** Start of EXTRACTED DATA **

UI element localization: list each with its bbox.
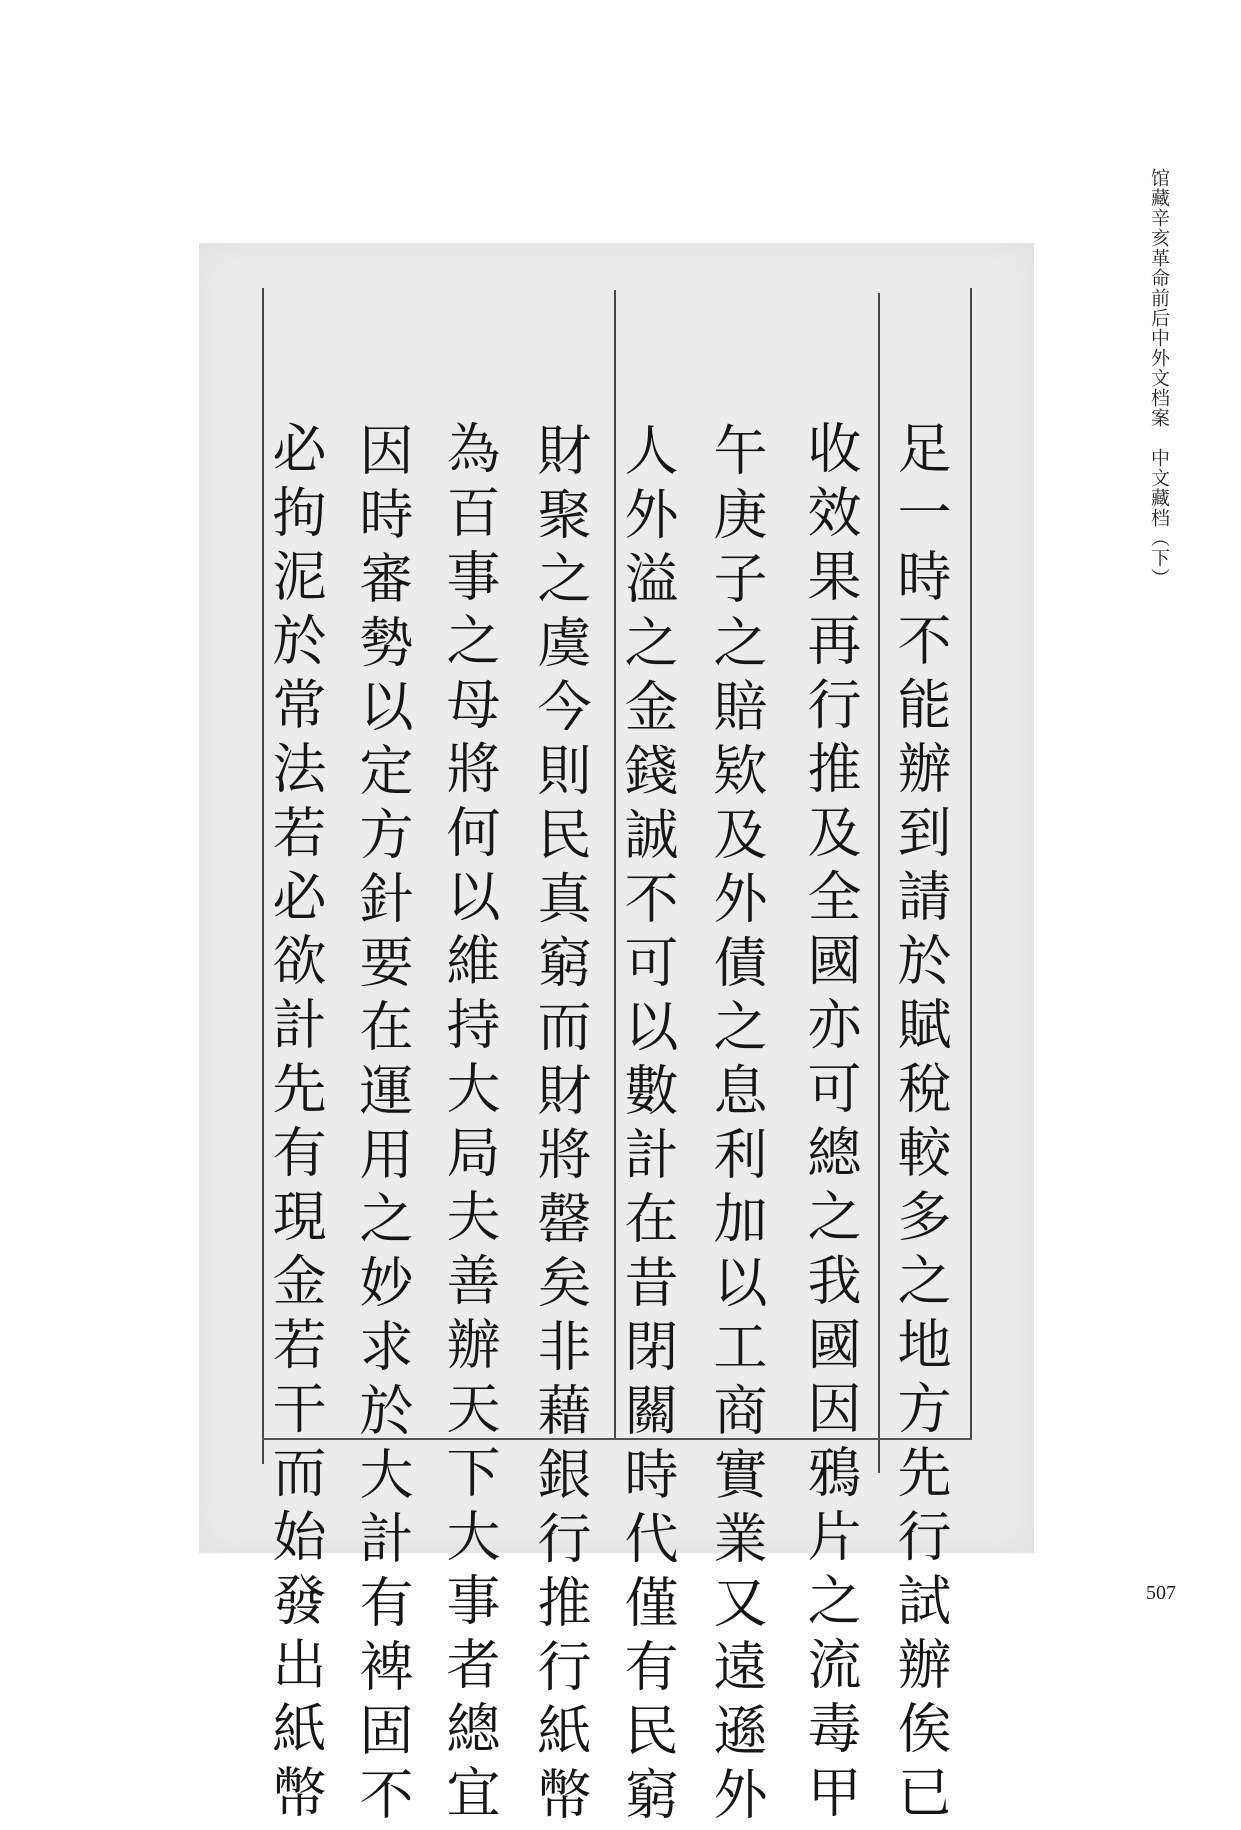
text-column-5: 財聚之虞今則民真窮而財將罄矣非藉銀行推行紙幣 bbox=[529, 422, 592, 1830]
manuscript-page bbox=[262, 288, 972, 1830]
column-rule-right bbox=[970, 288, 972, 1438]
text-column-4: 人外溢之金錢誠不可以數計在昔閉關時代僅有民窮 bbox=[616, 422, 679, 1830]
running-header: 馆藏辛亥革命前后中外文档案 中文藏档（下） bbox=[1148, 168, 1170, 588]
text-column-7: 因時審勢以定方針要在運用之妙求於大計有裨固不 bbox=[351, 422, 414, 1830]
text-column-6: 為百事之母將何以維持大局夫善辦天下大事者總宜 bbox=[438, 420, 501, 1828]
text-column-8: 必拘泥於常法若必欲計先有現金若干而始發出紙幣 bbox=[264, 420, 327, 1828]
page-number: 507 bbox=[1146, 1582, 1176, 1604]
text-column-2: 收效果再行推及全國亦可總之我國因鴉片之流毒甲 bbox=[799, 420, 862, 1828]
manuscript-scan bbox=[199, 243, 1034, 1830]
text-column-3: 午庚子之賠欵及外債之息利加以工商實業又遠遜外 bbox=[705, 422, 768, 1830]
column-rule bbox=[878, 293, 880, 1473]
text-column-1: 足一時不能辦到請於賦稅較多之地方先行試辦俟已 bbox=[889, 420, 952, 1828]
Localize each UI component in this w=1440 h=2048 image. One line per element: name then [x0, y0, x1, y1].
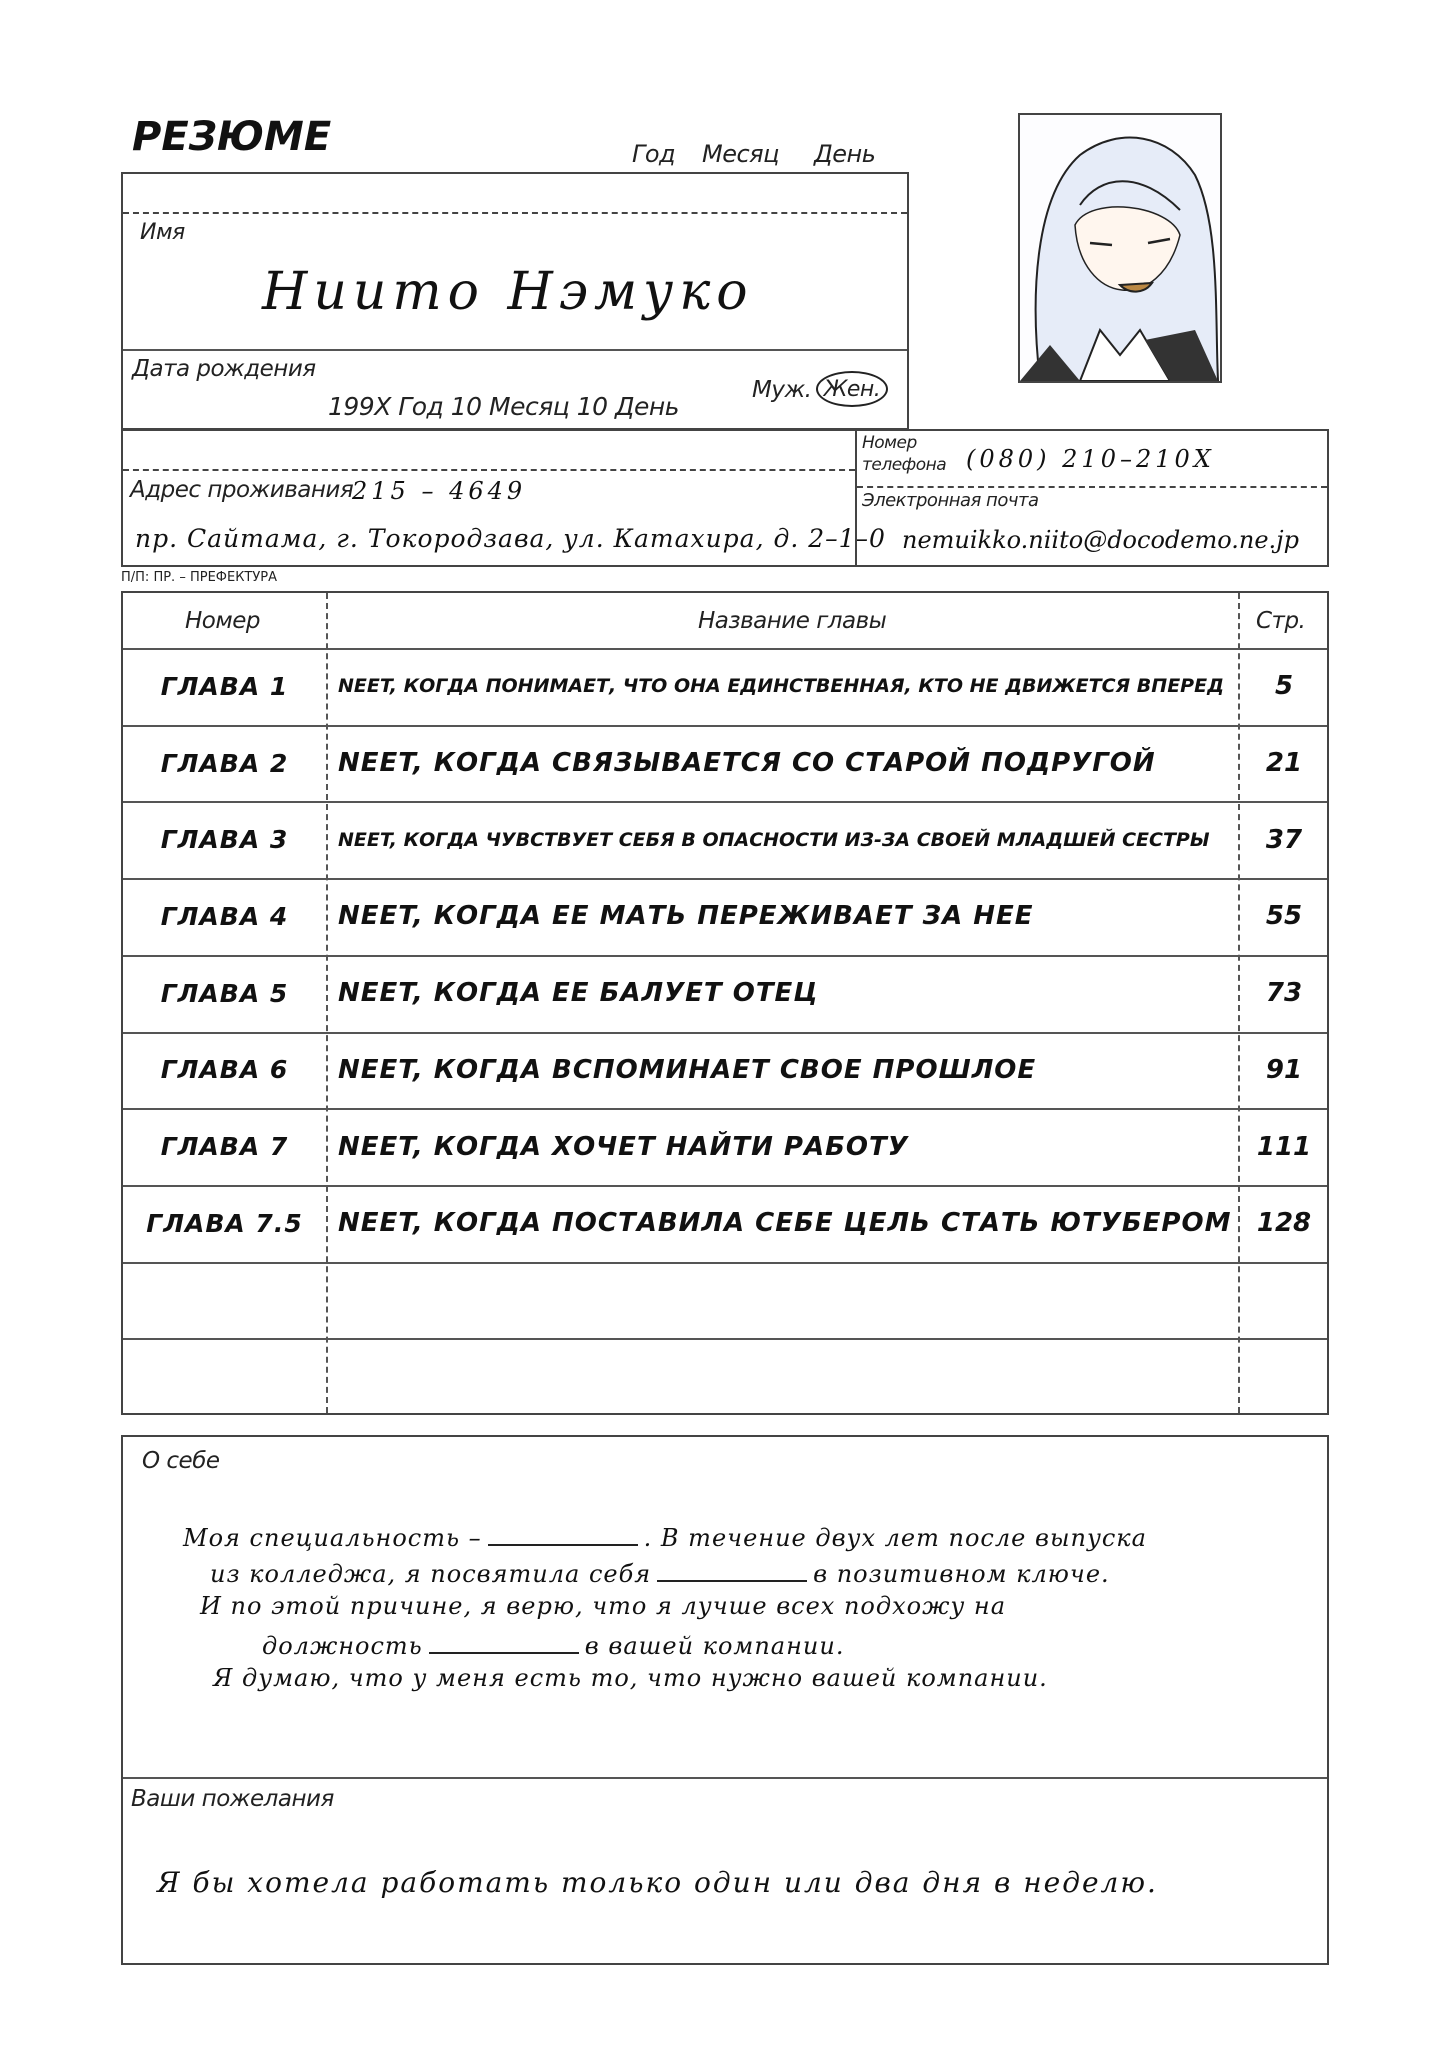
chapter-number: ГЛАВА 5 — [160, 978, 289, 1008]
phone-label-line2: телефона — [862, 455, 947, 475]
chapter-title: NEET, КОГДА ЕЕ МАТЬ ПЕРЕЖИВАЕТ ЗА НЕЕ — [338, 901, 1034, 932]
birth-date-value[interactable]: 199X Год 10 Месяц 10 День — [328, 392, 679, 421]
chapter-title: NEET, КОГДА ВСПОМИНАЕТ СВОЕ ПРОШЛОЕ — [338, 1054, 1037, 1085]
about-line-4[interactable] — [262, 1628, 844, 1660]
name-label: Имя — [140, 220, 185, 245]
email-value[interactable]: nemuikko.niito@docodemo.ne.jp — [902, 526, 1299, 554]
phone-label-line1: Номер — [862, 433, 917, 453]
chapter-number: ГЛАВА 7.5 — [146, 1208, 303, 1238]
blank-field-dedication[interactable] — [657, 1556, 807, 1582]
about-line-4-end: в вашей компании. — [584, 1632, 845, 1660]
chapter-number: ГЛАВА 3 — [160, 825, 289, 855]
about-line-1[interactable] — [183, 1520, 1147, 1552]
chapter-page: 37 — [1265, 824, 1303, 855]
chapter-number: ГЛАВА 4 — [160, 901, 289, 931]
chapter-title: NEET, КОГДА ПОНИМАЕТ, ЧТО ОНА ЕДИНСТВЕННАЯ, КТО НЕ ДВИЖЕТСЯ ВПЕРЕД — [338, 675, 1224, 698]
about-line-3: И по этой причине, я верю, что я лучше всех подхожу на — [200, 1592, 1007, 1620]
chapter-title: NEET, КОГДА ХОЧЕТ НАЙТИ РАБОТУ — [338, 1131, 909, 1162]
chapter-title: NEET, КОГДА СВЯЗЫВАЕТСЯ СО СТАРОЙ ПОДРУГОЙ — [338, 748, 1156, 779]
chapter-page: 111 — [1256, 1131, 1312, 1162]
chapter-title: NEET, КОГДА ЧУВСТВУЕТ СЕБЯ В ОПАСНОСТИ ИЗ-ЗА СВОЕЙ МЛАДШЕЙ СЕСТРЫ — [338, 828, 1210, 851]
about-line-4-start: должность — [262, 1632, 423, 1660]
about-line-2-start: из колледжа, я посвятила себя — [210, 1560, 652, 1588]
about-wishes-divider — [123, 1777, 1327, 1779]
about-label: О себе — [142, 1448, 220, 1474]
portrait-photo-icon — [1020, 115, 1220, 381]
chapter-number: ГЛАВА 6 — [160, 1055, 289, 1085]
address-footnote: П/П: ПР. – ПРЕФЕКТУРА — [121, 570, 278, 585]
postal-code[interactable]: 215 – 4649 — [352, 477, 527, 505]
column-header-title: Название главы — [698, 607, 887, 634]
name-divider-dashed — [123, 212, 907, 214]
about-line-2-end: в позитивном ключе. — [813, 1560, 1110, 1588]
chapter-page: 73 — [1265, 978, 1303, 1009]
about-line-1-end: . В течение двух лет после выпуска — [643, 1524, 1147, 1552]
contact-divider-dashed — [857, 486, 1327, 488]
date-label-year: Год — [632, 140, 676, 168]
wishes-label: Ваши пожелания — [131, 1786, 334, 1812]
name-value[interactable]: Ниито Нэмуко — [262, 262, 754, 322]
gender-male-option[interactable]: Муж. — [752, 377, 812, 403]
column-header-number: Номер — [185, 607, 260, 634]
photo-frame — [1018, 113, 1222, 383]
chapter-title: NEET, КОГДА ЕЕ БАЛУЕТ ОТЕЦ — [338, 978, 819, 1009]
chapter-page: 55 — [1265, 901, 1303, 932]
address-divider-dashed — [123, 469, 855, 471]
date-label-day: День — [814, 140, 876, 168]
address-value[interactable]: пр. Сайтама, г. Токородзава, ул. Катахира, д. 2–1–0 — [135, 524, 886, 553]
gender-female-option[interactable] — [816, 371, 888, 407]
about-line-5: Я думаю, что у меня есть то, что нужно вашей компании. — [213, 1664, 1048, 1692]
resume-title: РЕЗЮМЕ — [132, 114, 332, 160]
chapter-page: 21 — [1265, 748, 1303, 779]
chapter-number: ГЛАВА 1 — [160, 671, 289, 701]
name-birth-divider — [123, 349, 907, 351]
blank-field-position[interactable] — [429, 1628, 579, 1654]
about-line-1-start: Моя специальность – — [183, 1524, 482, 1552]
chapter-number: ГЛАВА 7 — [160, 1132, 289, 1162]
row-divider — [123, 1338, 1327, 1340]
chapter-number: ГЛАВА 2 — [160, 748, 289, 778]
gender-female-label: Жен. — [823, 376, 881, 402]
birth-date-label: Дата рождения — [132, 356, 316, 382]
number-column-divider — [326, 593, 328, 1413]
blank-field-specialty[interactable] — [488, 1520, 638, 1546]
about-line-2[interactable] — [210, 1556, 1110, 1588]
chapter-page: 128 — [1256, 1208, 1312, 1239]
address-label: Адрес проживания — [130, 477, 354, 503]
date-label-month: Месяц — [702, 140, 779, 168]
wishes-value[interactable]: Я бы хотела работать только один или два дня в неделю. — [157, 1866, 1158, 1899]
chapter-title: NEET, КОГДА ПОСТАВИЛА СЕБЕ ЦЕЛЬ СТАТЬ ЮТУБЕРОМ — [338, 1208, 1232, 1239]
email-label: Электронная почта — [862, 490, 1039, 511]
chapter-page: 5 — [1274, 671, 1294, 702]
phone-value[interactable]: (080) 210–210X — [966, 445, 1215, 473]
row-divider — [123, 1262, 1327, 1264]
column-header-page: Стр. — [1256, 607, 1306, 634]
chapter-page: 91 — [1265, 1054, 1303, 1085]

** End of EXTRACTED DATA **

STATED GOAL »
Copy verbatim the stretch from the start of the records through the line containing "Localize each UI", both ends included. Leave the pictures out.

WRITTEN RESPONSE »
UI element localization: list each with its bbox.
text-column-5: 財聚之虞今則民真窮而財將罄矣非藉銀行推行紙幣 bbox=[529, 422, 592, 1830]
manuscript-page bbox=[262, 288, 972, 1830]
column-rule-right bbox=[970, 288, 972, 1438]
text-column-4: 人外溢之金錢誠不可以數計在昔閉關時代僅有民窮 bbox=[616, 422, 679, 1830]
running-header: 馆藏辛亥革命前后中外文档案 中文藏档（下） bbox=[1148, 168, 1170, 588]
text-column-7: 因時審勢以定方針要在運用之妙求於大計有裨固不 bbox=[351, 422, 414, 1830]
text-column-6: 為百事之母將何以維持大局夫善辦天下大事者總宜 bbox=[438, 420, 501, 1828]
text-column-8: 必拘泥於常法若必欲計先有現金若干而始發出紙幣 bbox=[264, 420, 327, 1828]
page-number: 507 bbox=[1146, 1582, 1176, 1604]
text-column-2: 收效果再行推及全國亦可總之我國因鴉片之流毒甲 bbox=[799, 420, 862, 1828]
manuscript-scan bbox=[199, 243, 1034, 1830]
text-column-3: 午庚子之賠欵及外債之息利加以工商實業又遠遜外 bbox=[705, 422, 768, 1830]
column-rule bbox=[878, 293, 880, 1473]
text-column-1: 足一時不能辦到請於賦稅較多之地方先行試辦俟已 bbox=[889, 420, 952, 1828]
Localize each UI component in this w=1440 h=2048 image. One line per element: name then [x0, y0, x1, y1].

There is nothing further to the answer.